— BEGIN Records provided —

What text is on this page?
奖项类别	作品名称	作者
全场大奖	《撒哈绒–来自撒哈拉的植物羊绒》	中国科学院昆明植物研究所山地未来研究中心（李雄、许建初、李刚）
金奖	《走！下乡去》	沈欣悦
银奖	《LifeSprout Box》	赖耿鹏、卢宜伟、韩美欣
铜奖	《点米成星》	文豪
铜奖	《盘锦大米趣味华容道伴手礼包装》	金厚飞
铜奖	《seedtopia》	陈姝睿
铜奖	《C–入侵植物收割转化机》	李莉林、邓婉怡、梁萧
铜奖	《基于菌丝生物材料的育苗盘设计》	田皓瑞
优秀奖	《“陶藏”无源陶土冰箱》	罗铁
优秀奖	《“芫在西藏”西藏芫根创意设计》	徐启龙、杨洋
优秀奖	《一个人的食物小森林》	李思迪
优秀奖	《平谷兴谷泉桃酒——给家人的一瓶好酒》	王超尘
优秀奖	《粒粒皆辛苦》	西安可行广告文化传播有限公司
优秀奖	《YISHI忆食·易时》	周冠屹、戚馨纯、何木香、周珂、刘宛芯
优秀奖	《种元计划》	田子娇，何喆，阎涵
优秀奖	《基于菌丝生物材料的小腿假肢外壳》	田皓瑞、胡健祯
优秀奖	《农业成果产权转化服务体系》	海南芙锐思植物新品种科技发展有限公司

— END Records provided —

### [Directions for this task]
Reproduce the material in full, with no word added or dropped.

### [Response to this exercise]
What text is on this page?
奖项类别	作品名称	作者
全场大奖	《撒哈绒–来自撒哈拉的植物羊绒》	中国科学院昆明植物研究所山地未来研究中心（李雄、许建初、李刚）
金奖	《走！下乡去》	沈欣悦
银奖	《LifeSprout Box》	赖耿鹏、卢宜伟、韩美欣
铜奖	《点米成星》	文豪
铜奖	《盘锦大米趣味华容道伴手礼包装》	金厚飞
铜奖	《seedtopia》	陈姝睿
铜奖	《C–入侵植物收割转化机》	李莉林、邓婉怡、梁萧
铜奖	《基于菌丝生物材料的育苗盘设计》	田皓瑞
优秀奖	《“陶藏”无源陶土冰箱》	罗铁
优秀奖	《“芫在西藏”西藏芫根创意设计》	徐启龙、杨洋
优秀奖	《一个人的食物小森林》	李思迪
优秀奖	《平谷兴谷泉桃酒——给家人的一瓶好酒》	王超尘
优秀奖	《粒粒皆辛苦》	西安可行广告文化传播有限公司
优秀奖	《YISHI忆食·易时》	周冠屹、戚馨纯、何木香、周珂、刘宛芯
优秀奖	《种元计划》	田子娇，何喆，阎涵
优秀奖	《基于菌丝生物材料的小腿假肢外壳》	田皓瑞、胡健祯
优秀奖	《农业成果产权转化服务体系》	海南芙锐思植物新品种科技发展有限公司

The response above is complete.